>> START Data extract

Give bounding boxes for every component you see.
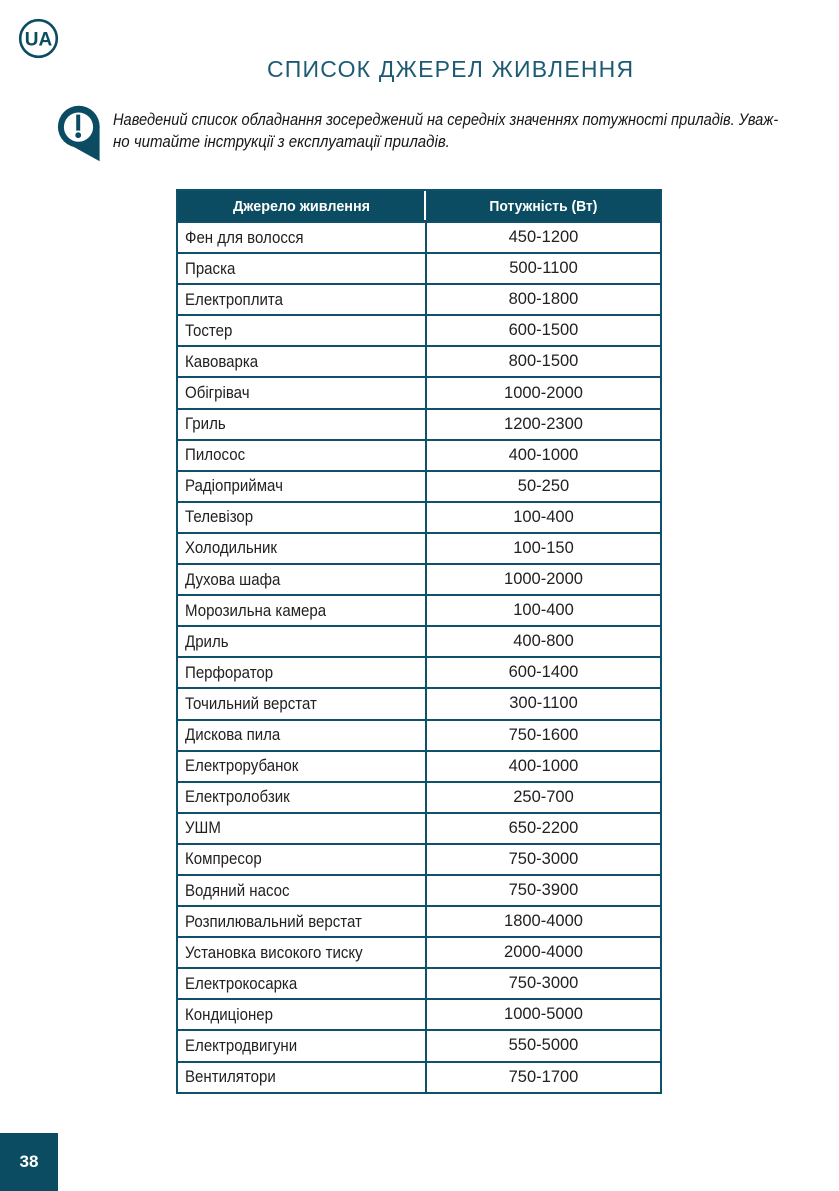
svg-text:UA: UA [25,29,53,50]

>> END Data extract
>> START Data extract

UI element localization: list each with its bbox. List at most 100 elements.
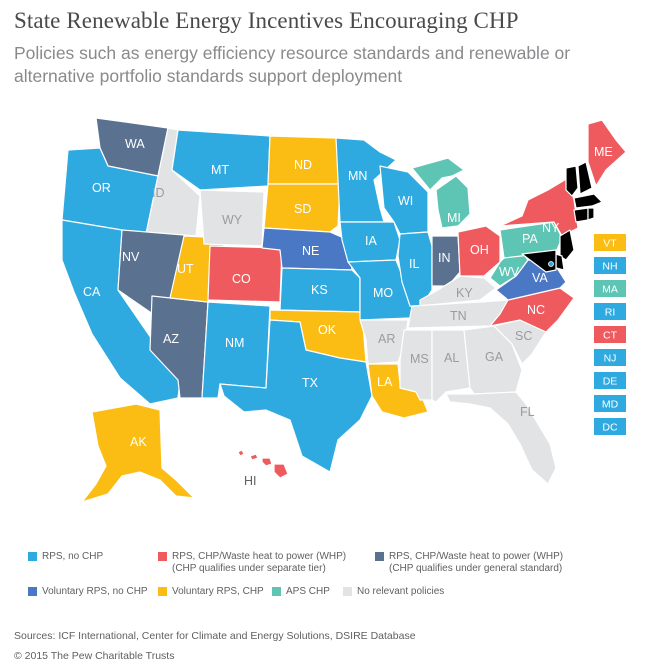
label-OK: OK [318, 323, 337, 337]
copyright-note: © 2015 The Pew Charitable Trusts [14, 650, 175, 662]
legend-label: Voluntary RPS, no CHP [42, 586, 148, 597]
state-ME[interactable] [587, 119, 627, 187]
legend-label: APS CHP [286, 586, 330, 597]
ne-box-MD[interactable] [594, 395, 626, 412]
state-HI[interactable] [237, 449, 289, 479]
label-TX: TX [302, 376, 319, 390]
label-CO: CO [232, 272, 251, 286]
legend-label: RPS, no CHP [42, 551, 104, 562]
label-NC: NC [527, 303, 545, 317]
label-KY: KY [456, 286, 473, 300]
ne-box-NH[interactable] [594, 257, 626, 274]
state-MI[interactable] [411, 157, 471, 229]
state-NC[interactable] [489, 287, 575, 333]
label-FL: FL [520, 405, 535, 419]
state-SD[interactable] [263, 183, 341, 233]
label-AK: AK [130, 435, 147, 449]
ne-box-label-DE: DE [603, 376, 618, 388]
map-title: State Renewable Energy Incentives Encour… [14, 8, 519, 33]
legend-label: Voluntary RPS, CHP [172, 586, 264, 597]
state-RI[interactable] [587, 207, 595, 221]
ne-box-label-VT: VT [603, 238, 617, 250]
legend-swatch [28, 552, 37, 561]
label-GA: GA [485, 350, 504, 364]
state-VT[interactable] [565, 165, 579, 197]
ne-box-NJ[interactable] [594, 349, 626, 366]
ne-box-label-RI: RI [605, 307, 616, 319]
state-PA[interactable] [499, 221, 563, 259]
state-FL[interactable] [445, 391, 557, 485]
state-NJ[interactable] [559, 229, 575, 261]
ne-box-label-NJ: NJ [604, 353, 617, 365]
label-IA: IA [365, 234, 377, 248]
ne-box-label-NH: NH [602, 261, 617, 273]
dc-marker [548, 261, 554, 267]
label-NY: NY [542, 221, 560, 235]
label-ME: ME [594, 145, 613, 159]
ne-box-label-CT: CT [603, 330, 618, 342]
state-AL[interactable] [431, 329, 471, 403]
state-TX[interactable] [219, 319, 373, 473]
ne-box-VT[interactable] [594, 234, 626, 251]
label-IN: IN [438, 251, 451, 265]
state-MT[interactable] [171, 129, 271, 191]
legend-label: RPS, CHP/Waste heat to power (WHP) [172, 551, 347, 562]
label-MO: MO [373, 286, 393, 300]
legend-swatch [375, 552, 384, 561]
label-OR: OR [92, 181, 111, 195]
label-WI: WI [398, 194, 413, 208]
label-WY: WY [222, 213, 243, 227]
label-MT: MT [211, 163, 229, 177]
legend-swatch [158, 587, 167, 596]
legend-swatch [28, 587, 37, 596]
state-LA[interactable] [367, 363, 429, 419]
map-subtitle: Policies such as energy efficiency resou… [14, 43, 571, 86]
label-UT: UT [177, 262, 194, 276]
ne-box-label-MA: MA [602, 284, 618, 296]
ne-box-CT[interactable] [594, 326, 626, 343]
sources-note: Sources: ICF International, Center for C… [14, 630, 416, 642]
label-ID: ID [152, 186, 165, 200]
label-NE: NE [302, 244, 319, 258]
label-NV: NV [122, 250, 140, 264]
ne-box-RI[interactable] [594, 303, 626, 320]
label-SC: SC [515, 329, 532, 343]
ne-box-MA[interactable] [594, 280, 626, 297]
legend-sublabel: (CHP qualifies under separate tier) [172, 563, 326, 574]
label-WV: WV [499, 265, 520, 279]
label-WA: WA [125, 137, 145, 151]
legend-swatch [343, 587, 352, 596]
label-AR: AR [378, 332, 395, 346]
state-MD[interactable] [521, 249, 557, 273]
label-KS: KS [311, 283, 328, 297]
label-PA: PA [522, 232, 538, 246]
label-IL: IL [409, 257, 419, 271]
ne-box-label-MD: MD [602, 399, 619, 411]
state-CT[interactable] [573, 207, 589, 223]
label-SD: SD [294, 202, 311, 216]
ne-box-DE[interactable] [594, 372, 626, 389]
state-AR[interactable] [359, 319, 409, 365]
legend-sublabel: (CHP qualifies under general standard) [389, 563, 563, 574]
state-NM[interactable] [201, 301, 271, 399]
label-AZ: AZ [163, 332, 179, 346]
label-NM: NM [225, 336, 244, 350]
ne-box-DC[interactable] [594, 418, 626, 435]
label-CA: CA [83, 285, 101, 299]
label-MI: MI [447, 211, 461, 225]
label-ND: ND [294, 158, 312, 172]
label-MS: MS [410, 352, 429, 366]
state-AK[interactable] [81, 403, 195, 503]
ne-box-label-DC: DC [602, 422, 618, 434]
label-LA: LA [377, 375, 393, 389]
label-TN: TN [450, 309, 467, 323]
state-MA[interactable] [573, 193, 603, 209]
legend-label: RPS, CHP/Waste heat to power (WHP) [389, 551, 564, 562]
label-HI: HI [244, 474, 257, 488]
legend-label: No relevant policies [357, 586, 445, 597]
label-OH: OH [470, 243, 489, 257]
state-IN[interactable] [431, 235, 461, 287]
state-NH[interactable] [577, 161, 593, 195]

>> END Data extract
>> START Data extract

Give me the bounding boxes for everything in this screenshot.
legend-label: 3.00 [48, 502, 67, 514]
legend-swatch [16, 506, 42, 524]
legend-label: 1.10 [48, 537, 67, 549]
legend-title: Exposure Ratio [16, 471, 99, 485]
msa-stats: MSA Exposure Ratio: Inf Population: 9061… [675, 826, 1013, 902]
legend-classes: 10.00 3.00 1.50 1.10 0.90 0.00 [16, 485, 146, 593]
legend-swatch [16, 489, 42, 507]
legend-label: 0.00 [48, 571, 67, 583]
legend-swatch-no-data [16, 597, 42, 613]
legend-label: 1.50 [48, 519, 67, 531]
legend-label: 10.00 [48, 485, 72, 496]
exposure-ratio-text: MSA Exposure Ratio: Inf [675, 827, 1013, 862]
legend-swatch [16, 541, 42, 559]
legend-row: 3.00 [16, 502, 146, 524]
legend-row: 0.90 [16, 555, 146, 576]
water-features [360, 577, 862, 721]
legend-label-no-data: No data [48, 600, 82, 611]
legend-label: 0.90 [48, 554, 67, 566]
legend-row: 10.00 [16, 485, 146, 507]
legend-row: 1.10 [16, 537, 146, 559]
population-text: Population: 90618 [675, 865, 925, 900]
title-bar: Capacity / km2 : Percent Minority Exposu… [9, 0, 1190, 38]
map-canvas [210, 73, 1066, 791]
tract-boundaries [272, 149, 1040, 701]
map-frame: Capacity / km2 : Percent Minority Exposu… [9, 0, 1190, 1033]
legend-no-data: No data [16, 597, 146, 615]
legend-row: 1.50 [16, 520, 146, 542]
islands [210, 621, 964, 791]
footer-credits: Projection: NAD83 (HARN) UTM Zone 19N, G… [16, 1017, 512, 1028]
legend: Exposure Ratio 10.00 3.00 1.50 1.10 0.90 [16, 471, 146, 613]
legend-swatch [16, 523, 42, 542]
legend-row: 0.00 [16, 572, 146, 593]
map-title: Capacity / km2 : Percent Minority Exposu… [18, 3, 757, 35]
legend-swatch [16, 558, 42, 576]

>> END Data extract

> [The exercise]: Copy the listing word for word from the line with "Give bounding boxes" up to and including the line with "svg-text:UA: UA [25,29,53,50]". Omit the picture.

> [Task output]:
Give bounding boxes for every component you see.
svg-text:UA: UA [25,29,53,50]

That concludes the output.